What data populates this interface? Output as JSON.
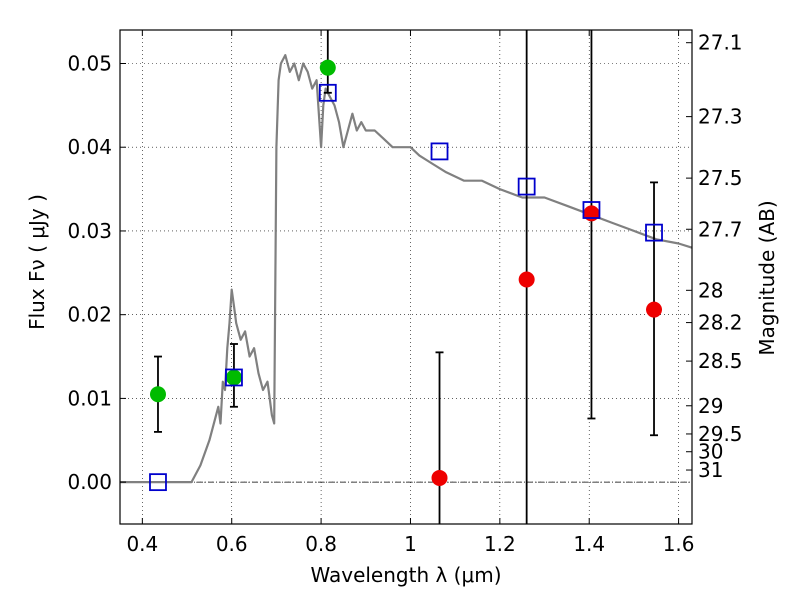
{
  "chart_data": {
    "type": "scatter",
    "xlabel": "Wavelength  λ (μm)",
    "ylabel": "Flux  Fν  ( μJy )",
    "y2label": "Magnitude (AB)",
    "xlim": [
      0.35,
      1.63
    ],
    "ylim": [
      -0.005,
      0.054
    ],
    "grid": true,
    "x_ticks": [
      {
        "value": 0.4,
        "label": "0.4"
      },
      {
        "value": 0.6,
        "label": "0.6"
      },
      {
        "value": 0.8,
        "label": "0.8"
      },
      {
        "value": 1.0,
        "label": "1"
      },
      {
        "value": 1.2,
        "label": "1.2"
      },
      {
        "value": 1.4,
        "label": "1.4"
      },
      {
        "value": 1.6,
        "label": "1.6"
      }
    ],
    "y_ticks": [
      {
        "value": 0.0,
        "label": "0.00"
      },
      {
        "value": 0.01,
        "label": "0.01"
      },
      {
        "value": 0.02,
        "label": "0.02"
      },
      {
        "value": 0.03,
        "label": "0.03"
      },
      {
        "value": 0.04,
        "label": "0.04"
      },
      {
        "value": 0.05,
        "label": "0.05"
      }
    ],
    "mag_ticks": [
      {
        "value": 27.1,
        "label": "27.1"
      },
      {
        "value": 27.3,
        "label": "27.3"
      },
      {
        "value": 27.5,
        "label": "27.5"
      },
      {
        "value": 27.7,
        "label": "27.7"
      },
      {
        "value": 28.0,
        "label": "28"
      },
      {
        "value": 28.2,
        "label": "28.2"
      },
      {
        "value": 28.5,
        "label": "28.5"
      },
      {
        "value": 29.0,
        "label": "29"
      },
      {
        "value": 29.5,
        "label": "29.5"
      },
      {
        "value": 30.0,
        "label": "30"
      },
      {
        "value": 31.0,
        "label": "31"
      }
    ],
    "series": [
      {
        "kind": "line",
        "color": "#808080",
        "x": [
          0.35,
          0.42,
          0.51,
          0.53,
          0.55,
          0.57,
          0.575,
          0.58,
          0.585,
          0.59,
          0.595,
          0.6,
          0.605,
          0.61,
          0.62,
          0.63,
          0.64,
          0.65,
          0.66,
          0.67,
          0.68,
          0.69,
          0.695,
          0.7,
          0.705,
          0.71,
          0.72,
          0.73,
          0.74,
          0.75,
          0.76,
          0.77,
          0.78,
          0.79,
          0.8,
          0.805,
          0.81,
          0.82,
          0.83,
          0.84,
          0.85,
          0.86,
          0.87,
          0.88,
          0.89,
          0.9,
          0.92,
          0.94,
          0.96,
          0.98,
          1.0,
          1.02,
          1.05,
          1.08,
          1.12,
          1.16,
          1.2,
          1.25,
          1.3,
          1.35,
          1.4,
          1.45,
          1.5,
          1.55,
          1.6,
          1.63
        ],
        "y": [
          0.0,
          0.0,
          0.0,
          0.002,
          0.005,
          0.009,
          0.007,
          0.012,
          0.011,
          0.016,
          0.019,
          0.023,
          0.021,
          0.019,
          0.017,
          0.018,
          0.015,
          0.016,
          0.013,
          0.011,
          0.012,
          0.008,
          0.007,
          0.04,
          0.048,
          0.05,
          0.051,
          0.049,
          0.05,
          0.048,
          0.05,
          0.049,
          0.047,
          0.048,
          0.04,
          0.045,
          0.047,
          0.046,
          0.045,
          0.043,
          0.04,
          0.042,
          0.044,
          0.042,
          0.043,
          0.042,
          0.042,
          0.041,
          0.04,
          0.04,
          0.04,
          0.039,
          0.038,
          0.037,
          0.036,
          0.036,
          0.035,
          0.034,
          0.034,
          0.033,
          0.032,
          0.031,
          0.03,
          0.029,
          0.0285,
          0.028
        ]
      },
      {
        "kind": "points",
        "marker": "circle",
        "color": "#00bb00",
        "x": [
          0.435,
          0.605,
          0.815
        ],
        "y": [
          0.0105,
          0.0125,
          0.0495
        ],
        "err_low": [
          0.0045,
          0.0035,
          0.003
        ],
        "err_high": [
          0.0045,
          0.004,
          0.01
        ]
      },
      {
        "kind": "points",
        "marker": "circle",
        "color": "#ee0000",
        "x": [
          1.065,
          1.26,
          1.405,
          1.545
        ],
        "y": [
          0.0005,
          0.0242,
          0.0321,
          0.0206
        ],
        "err_low": [
          0.0055,
          0.03,
          0.0245,
          0.015
        ],
        "err_high": [
          0.015,
          0.03,
          0.03,
          0.0152
        ]
      },
      {
        "kind": "points",
        "marker": "square",
        "color": "#0000cc",
        "x": [
          0.435,
          0.605,
          0.815,
          1.065,
          1.26,
          1.405,
          1.545
        ],
        "y": [
          0.0,
          0.0125,
          0.0465,
          0.0395,
          0.0353,
          0.0325,
          0.0298
        ]
      }
    ]
  }
}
####
PROBLEM DETAILS: Copy the records exactly. Skip the pictures.

EXERCISE RESPONSE:
What data populates this interface? Output as JSON.
{
  "chart_data": {
    "type": "scatter",
    "xlabel": "Wavelength  λ (μm)",
    "ylabel": "Flux  Fν  ( μJy )",
    "y2label": "Magnitude (AB)",
    "xlim": [
      0.35,
      1.63
    ],
    "ylim": [
      -0.005,
      0.054
    ],
    "grid": true,
    "x_ticks": [
      {
        "value": 0.4,
        "label": "0.4"
      },
      {
        "value": 0.6,
        "label": "0.6"
      },
      {
        "value": 0.8,
        "label": "0.8"
      },
      {
        "value": 1.0,
        "label": "1"
      },
      {
        "value": 1.2,
        "label": "1.2"
      },
      {
        "value": 1.4,
        "label": "1.4"
      },
      {
        "value": 1.6,
        "label": "1.6"
      }
    ],
    "y_ticks": [
      {
        "value": 0.0,
        "label": "0.00"
      },
      {
        "value": 0.01,
        "label": "0.01"
      },
      {
        "value": 0.02,
        "label": "0.02"
      },
      {
        "value": 0.03,
        "label": "0.03"
      },
      {
        "value": 0.04,
        "label": "0.04"
      },
      {
        "value": 0.05,
        "label": "0.05"
      }
    ],
    "mag_ticks": [
      {
        "value": 27.1,
        "label": "27.1"
      },
      {
        "value": 27.3,
        "label": "27.3"
      },
      {
        "value": 27.5,
        "label": "27.5"
      },
      {
        "value": 27.7,
        "label": "27.7"
      },
      {
        "value": 28.0,
        "label": "28"
      },
      {
        "value": 28.2,
        "label": "28.2"
      },
      {
        "value": 28.5,
        "label": "28.5"
      },
      {
        "value": 29.0,
        "label": "29"
      },
      {
        "value": 29.5,
        "label": "29.5"
      },
      {
        "value": 30.0,
        "label": "30"
      },
      {
        "value": 31.0,
        "label": "31"
      }
    ],
    "series": [
      {
        "kind": "line",
        "color": "#808080",
        "x": [
          0.35,
          0.42,
          0.51,
          0.53,
          0.55,
          0.57,
          0.575,
          0.58,
          0.585,
          0.59,
          0.595,
          0.6,
          0.605,
          0.61,
          0.62,
          0.63,
          0.64,
          0.65,
          0.66,
          0.67,
          0.68,
          0.69,
          0.695,
          0.7,
          0.705,
          0.71,
          0.72,
          0.73,
          0.74,
          0.75,
          0.76,
          0.77,
          0.78,
          0.79,
          0.8,
          0.805,
          0.81,
          0.82,
          0.83,
          0.84,
          0.85,
          0.86,
          0.87,
          0.88,
          0.89,
          0.9,
          0.92,
          0.94,
          0.96,
          0.98,
          1.0,
          1.02,
          1.05,
          1.08,
          1.12,
          1.16,
          1.2,
          1.25,
          1.3,
          1.35,
          1.4,
          1.45,
          1.5,
          1.55,
          1.6,
          1.63
        ],
        "y": [
          0.0,
          0.0,
          0.0,
          0.002,
          0.005,
          0.009,
          0.007,
          0.012,
          0.011,
          0.016,
          0.019,
          0.023,
          0.021,
          0.019,
          0.017,
          0.018,
          0.015,
          0.016,
          0.013,
          0.011,
          0.012,
          0.008,
          0.007,
          0.04,
          0.048,
          0.05,
          0.051,
          0.049,
          0.05,
          0.048,
          0.05,
          0.049,
          0.047,
          0.048,
          0.04,
          0.045,
          0.047,
          0.046,
          0.045,
          0.043,
          0.04,
          0.042,
          0.044,
          0.042,
          0.043,
          0.042,
          0.042,
          0.041,
          0.04,
          0.04,
          0.04,
          0.039,
          0.038,
          0.037,
          0.036,
          0.036,
          0.035,
          0.034,
          0.034,
          0.033,
          0.032,
          0.031,
          0.03,
          0.029,
          0.0285,
          0.028
        ]
      },
      {
        "kind": "points",
        "marker": "circle",
        "color": "#00bb00",
        "x": [
          0.435,
          0.605,
          0.815
        ],
        "y": [
          0.0105,
          0.0125,
          0.0495
        ],
        "err_low": [
          0.0045,
          0.0035,
          0.003
        ],
        "err_high": [
          0.0045,
          0.004,
          0.01
        ]
      },
      {
        "kind": "points",
        "marker": "circle",
        "color": "#ee0000",
        "x": [
          1.065,
          1.26,
          1.405,
          1.545
        ],
        "y": [
          0.0005,
          0.0242,
          0.0321,
          0.0206
        ],
        "err_low": [
          0.0055,
          0.03,
          0.0245,
          0.015
        ],
        "err_high": [
          0.015,
          0.03,
          0.03,
          0.0152
        ]
      },
      {
        "kind": "points",
        "marker": "square",
        "color": "#0000cc",
        "x": [
          0.435,
          0.605,
          0.815,
          1.065,
          1.26,
          1.405,
          1.545
        ],
        "y": [
          0.0,
          0.0125,
          0.0465,
          0.0395,
          0.0353,
          0.0325,
          0.0298
        ]
      }
    ]
  }
}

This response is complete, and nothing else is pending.